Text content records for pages
——————
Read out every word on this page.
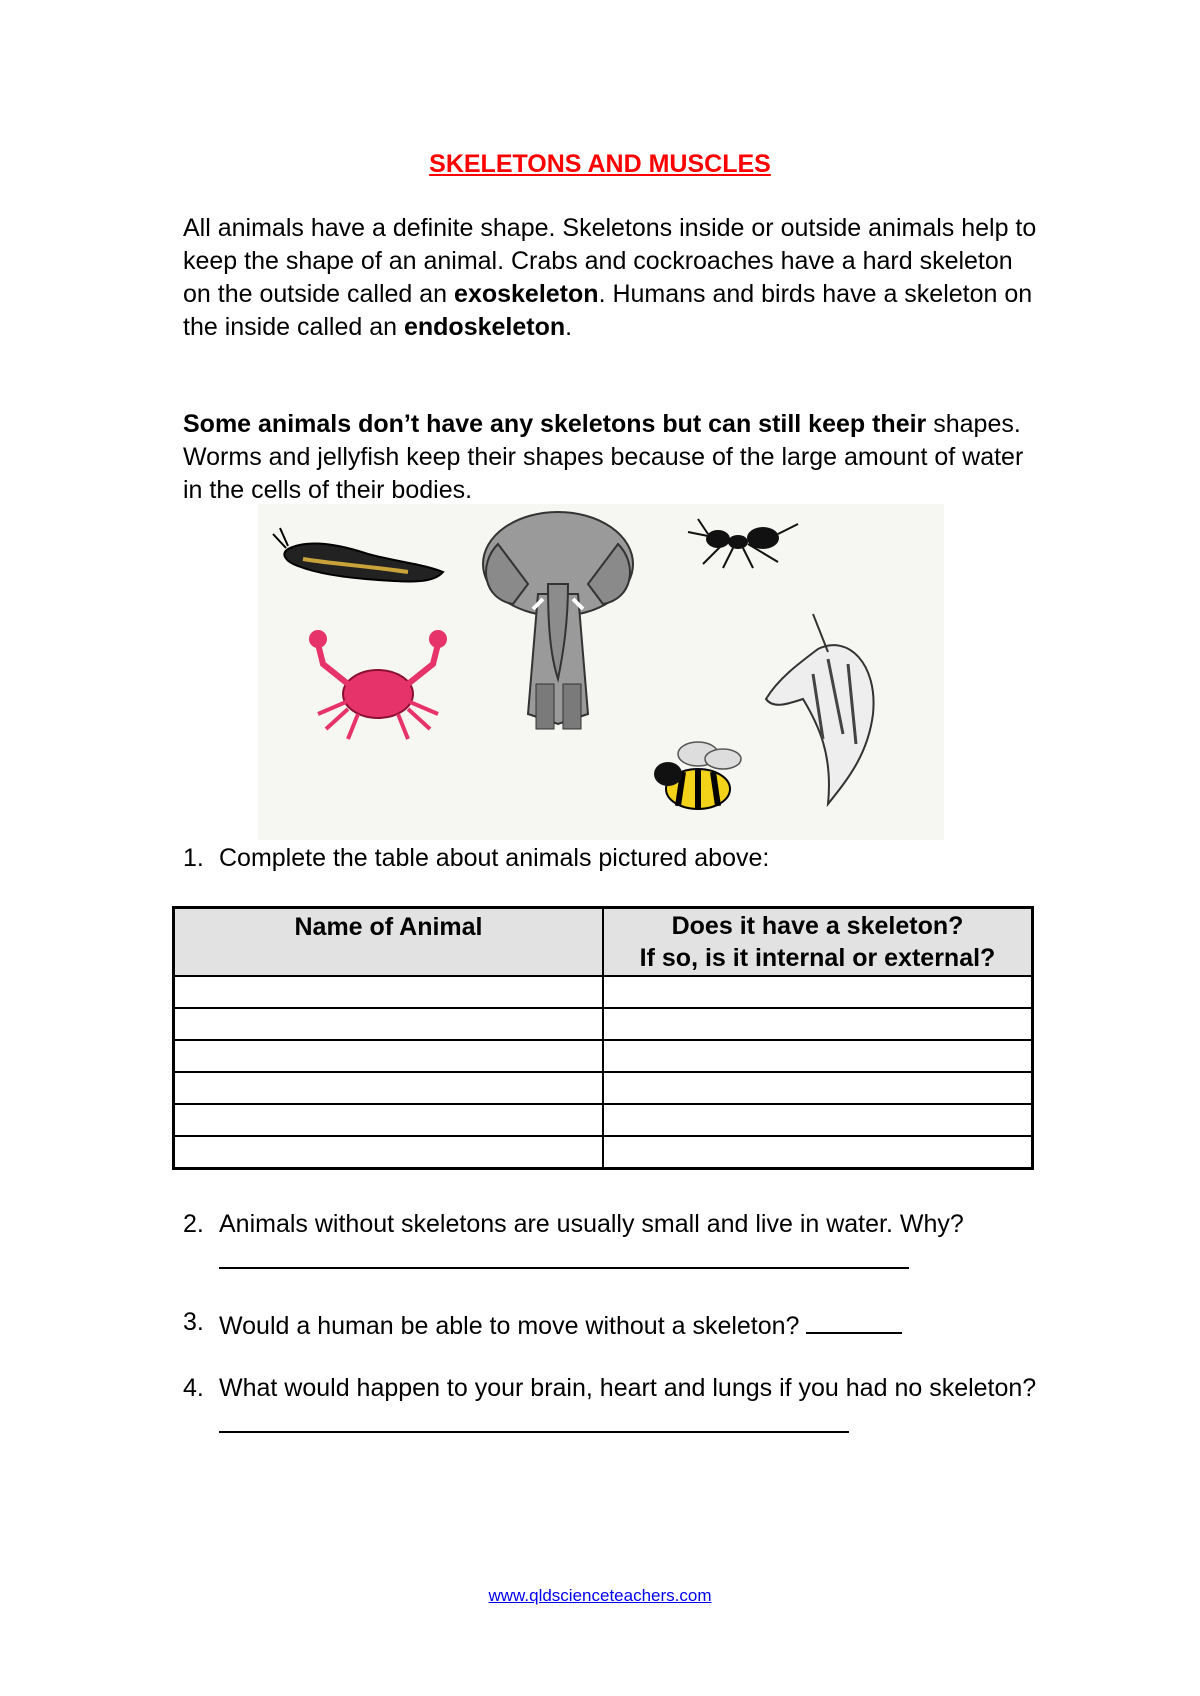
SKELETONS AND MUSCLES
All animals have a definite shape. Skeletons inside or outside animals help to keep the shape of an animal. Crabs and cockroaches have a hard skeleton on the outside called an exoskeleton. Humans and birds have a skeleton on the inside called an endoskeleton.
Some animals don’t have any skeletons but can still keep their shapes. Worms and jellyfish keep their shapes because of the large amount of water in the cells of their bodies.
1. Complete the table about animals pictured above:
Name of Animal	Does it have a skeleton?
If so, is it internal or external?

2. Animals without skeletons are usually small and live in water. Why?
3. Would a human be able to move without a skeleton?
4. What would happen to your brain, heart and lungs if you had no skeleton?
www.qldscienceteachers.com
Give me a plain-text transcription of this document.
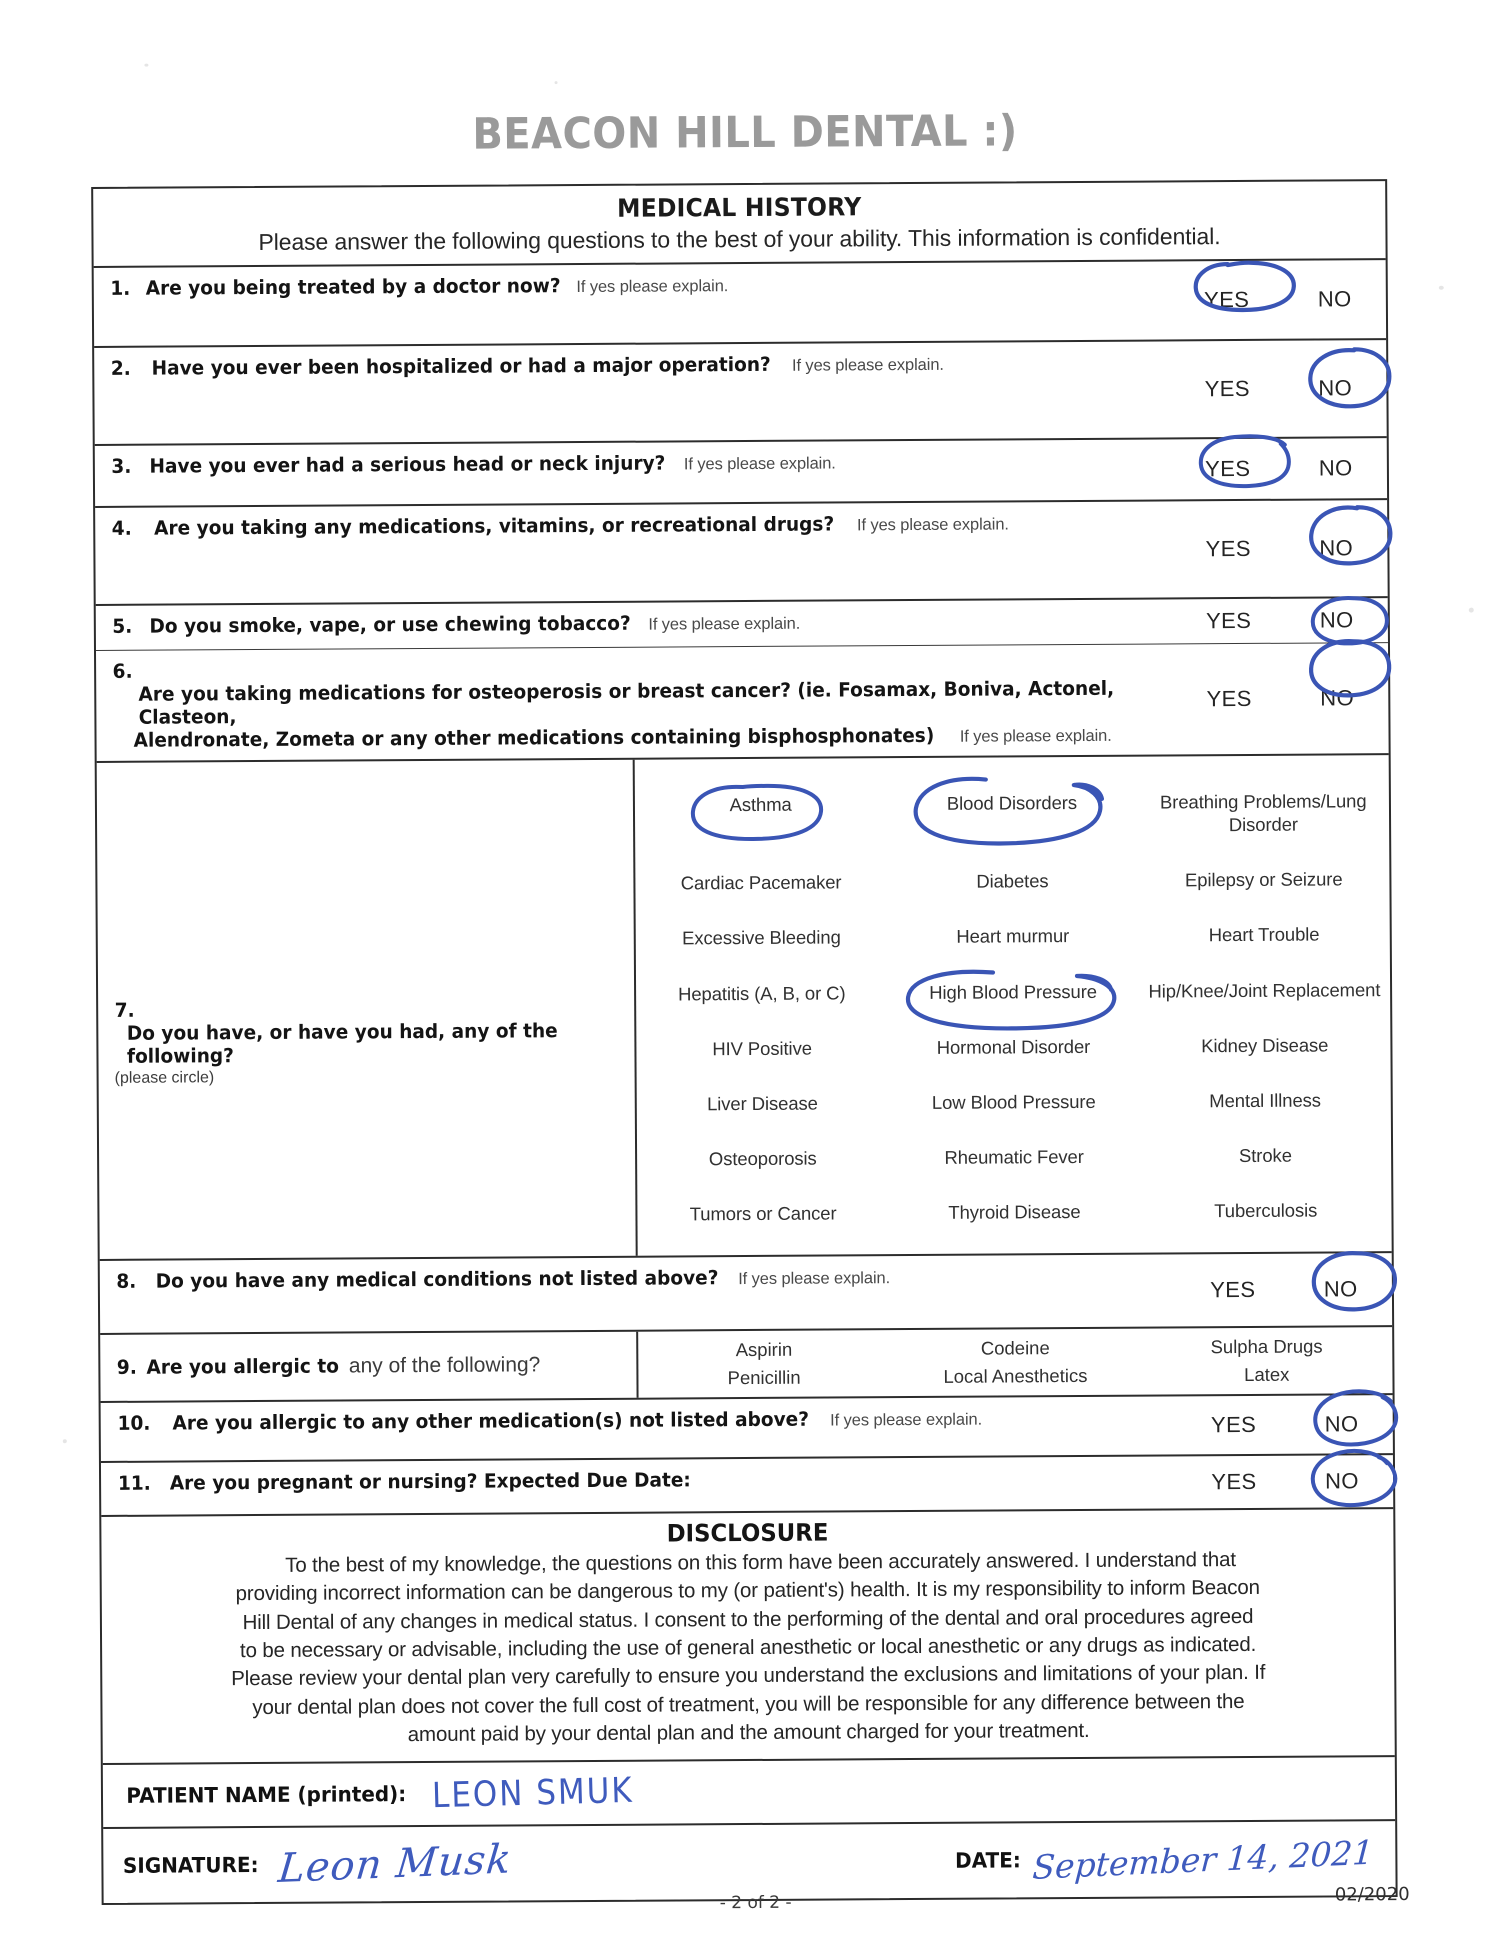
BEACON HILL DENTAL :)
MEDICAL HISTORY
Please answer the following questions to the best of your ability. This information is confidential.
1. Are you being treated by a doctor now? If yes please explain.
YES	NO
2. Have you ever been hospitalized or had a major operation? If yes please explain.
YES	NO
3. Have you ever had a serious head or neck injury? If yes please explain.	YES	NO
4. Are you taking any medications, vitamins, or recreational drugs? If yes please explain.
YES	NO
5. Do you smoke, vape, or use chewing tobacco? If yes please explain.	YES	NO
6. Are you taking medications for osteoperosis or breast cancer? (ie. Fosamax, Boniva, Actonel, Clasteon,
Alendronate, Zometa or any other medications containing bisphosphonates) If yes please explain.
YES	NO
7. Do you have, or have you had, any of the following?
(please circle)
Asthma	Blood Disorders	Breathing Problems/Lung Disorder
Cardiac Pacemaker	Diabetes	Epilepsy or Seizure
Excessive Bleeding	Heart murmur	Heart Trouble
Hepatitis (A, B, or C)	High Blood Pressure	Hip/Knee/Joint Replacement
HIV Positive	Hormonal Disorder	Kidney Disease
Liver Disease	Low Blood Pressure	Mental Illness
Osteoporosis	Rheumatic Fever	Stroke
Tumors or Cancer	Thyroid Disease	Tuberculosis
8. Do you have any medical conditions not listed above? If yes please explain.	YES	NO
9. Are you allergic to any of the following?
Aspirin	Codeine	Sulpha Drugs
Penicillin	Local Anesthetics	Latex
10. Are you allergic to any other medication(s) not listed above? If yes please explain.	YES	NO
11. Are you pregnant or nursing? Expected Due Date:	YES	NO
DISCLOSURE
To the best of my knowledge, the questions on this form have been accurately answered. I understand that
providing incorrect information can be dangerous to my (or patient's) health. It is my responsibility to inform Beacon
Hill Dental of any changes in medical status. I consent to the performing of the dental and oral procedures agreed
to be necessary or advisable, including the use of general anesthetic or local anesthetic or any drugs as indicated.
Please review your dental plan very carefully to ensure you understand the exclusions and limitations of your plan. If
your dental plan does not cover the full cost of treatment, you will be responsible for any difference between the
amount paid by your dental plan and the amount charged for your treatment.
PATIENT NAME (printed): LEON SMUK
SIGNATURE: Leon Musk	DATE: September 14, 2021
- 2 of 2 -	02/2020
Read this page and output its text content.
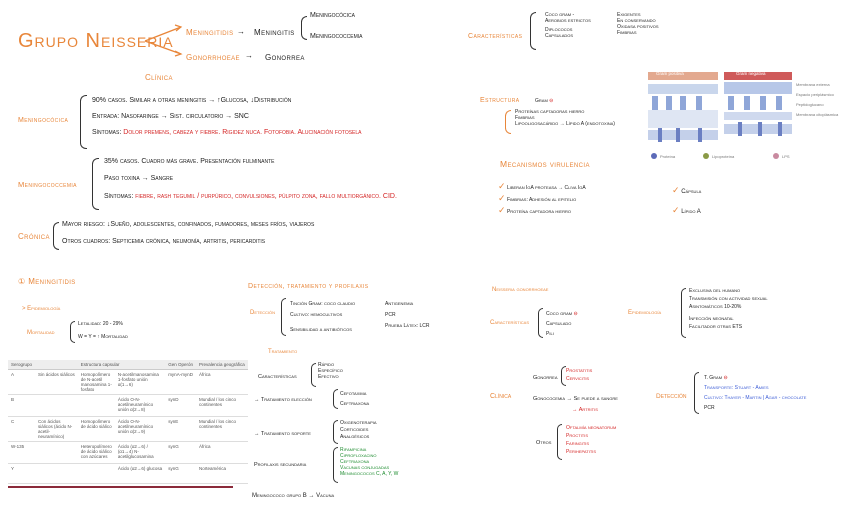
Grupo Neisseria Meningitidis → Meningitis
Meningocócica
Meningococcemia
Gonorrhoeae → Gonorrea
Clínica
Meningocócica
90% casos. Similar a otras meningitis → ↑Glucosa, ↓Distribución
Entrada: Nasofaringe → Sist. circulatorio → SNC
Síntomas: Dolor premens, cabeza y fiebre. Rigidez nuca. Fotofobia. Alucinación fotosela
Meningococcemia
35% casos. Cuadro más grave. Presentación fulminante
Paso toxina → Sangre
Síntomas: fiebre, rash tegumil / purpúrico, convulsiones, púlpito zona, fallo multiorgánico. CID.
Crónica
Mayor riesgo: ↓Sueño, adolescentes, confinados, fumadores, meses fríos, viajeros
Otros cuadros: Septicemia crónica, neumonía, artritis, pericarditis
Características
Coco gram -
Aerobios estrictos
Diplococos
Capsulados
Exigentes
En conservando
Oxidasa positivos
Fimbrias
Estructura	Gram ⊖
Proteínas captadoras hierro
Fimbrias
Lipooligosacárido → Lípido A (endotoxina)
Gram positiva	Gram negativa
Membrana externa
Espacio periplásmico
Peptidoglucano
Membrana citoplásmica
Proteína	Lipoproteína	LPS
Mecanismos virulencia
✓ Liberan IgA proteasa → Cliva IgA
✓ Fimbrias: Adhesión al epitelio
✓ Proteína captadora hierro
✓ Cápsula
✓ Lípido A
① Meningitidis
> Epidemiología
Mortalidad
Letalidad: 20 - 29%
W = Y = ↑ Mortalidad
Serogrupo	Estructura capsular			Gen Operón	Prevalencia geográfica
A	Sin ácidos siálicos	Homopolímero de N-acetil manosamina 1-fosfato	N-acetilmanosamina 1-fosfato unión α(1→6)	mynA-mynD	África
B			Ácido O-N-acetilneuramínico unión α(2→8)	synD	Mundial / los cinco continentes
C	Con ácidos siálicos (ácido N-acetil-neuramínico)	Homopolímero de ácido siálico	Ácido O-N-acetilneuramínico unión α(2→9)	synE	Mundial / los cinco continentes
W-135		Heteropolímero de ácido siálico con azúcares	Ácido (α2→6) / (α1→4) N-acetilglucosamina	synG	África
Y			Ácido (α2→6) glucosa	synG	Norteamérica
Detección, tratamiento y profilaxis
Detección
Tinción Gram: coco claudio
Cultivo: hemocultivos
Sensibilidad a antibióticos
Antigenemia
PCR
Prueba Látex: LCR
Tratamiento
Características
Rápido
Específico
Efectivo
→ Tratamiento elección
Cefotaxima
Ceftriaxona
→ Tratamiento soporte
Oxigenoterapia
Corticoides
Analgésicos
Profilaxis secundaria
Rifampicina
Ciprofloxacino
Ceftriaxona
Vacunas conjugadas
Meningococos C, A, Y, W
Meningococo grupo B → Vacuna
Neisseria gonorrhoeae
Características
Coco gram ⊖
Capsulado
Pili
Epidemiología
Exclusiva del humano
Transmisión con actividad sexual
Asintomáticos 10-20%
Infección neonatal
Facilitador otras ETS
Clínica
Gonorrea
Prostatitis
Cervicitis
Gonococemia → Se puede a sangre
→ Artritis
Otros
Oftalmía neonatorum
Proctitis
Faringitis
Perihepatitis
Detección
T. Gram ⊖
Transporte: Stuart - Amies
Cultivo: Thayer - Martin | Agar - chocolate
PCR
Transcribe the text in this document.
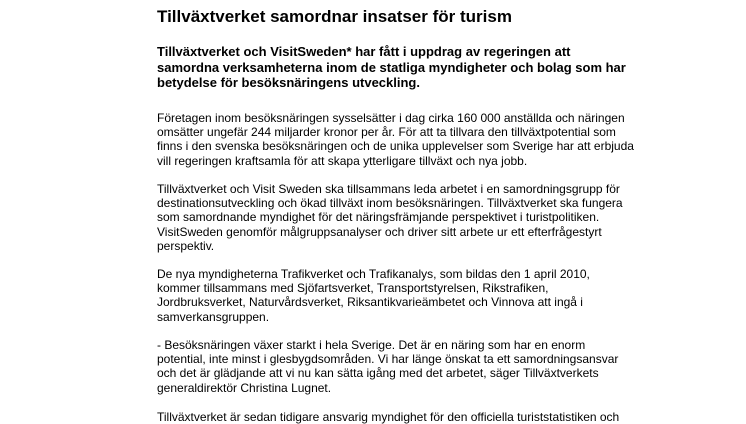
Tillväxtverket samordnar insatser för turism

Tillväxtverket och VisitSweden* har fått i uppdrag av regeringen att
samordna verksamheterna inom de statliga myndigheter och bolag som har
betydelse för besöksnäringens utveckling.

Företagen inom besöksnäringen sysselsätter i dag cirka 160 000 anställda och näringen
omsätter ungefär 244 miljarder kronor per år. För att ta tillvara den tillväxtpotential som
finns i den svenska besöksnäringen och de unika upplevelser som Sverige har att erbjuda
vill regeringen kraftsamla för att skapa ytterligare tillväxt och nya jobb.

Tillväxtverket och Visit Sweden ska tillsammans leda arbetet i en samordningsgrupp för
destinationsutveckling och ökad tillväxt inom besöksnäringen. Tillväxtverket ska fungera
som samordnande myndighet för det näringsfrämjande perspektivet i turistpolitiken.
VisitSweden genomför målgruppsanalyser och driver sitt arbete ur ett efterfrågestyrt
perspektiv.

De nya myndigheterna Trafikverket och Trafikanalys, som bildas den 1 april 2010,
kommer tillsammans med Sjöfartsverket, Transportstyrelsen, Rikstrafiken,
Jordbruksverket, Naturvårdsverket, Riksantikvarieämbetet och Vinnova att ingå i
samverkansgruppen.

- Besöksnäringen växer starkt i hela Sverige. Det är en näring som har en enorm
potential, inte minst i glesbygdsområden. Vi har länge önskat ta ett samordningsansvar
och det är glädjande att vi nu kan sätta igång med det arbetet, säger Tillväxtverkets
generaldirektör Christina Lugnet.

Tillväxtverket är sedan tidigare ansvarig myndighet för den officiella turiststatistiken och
——————
State how many lines of the data above contain the word "water", and include nothing other than that number.

2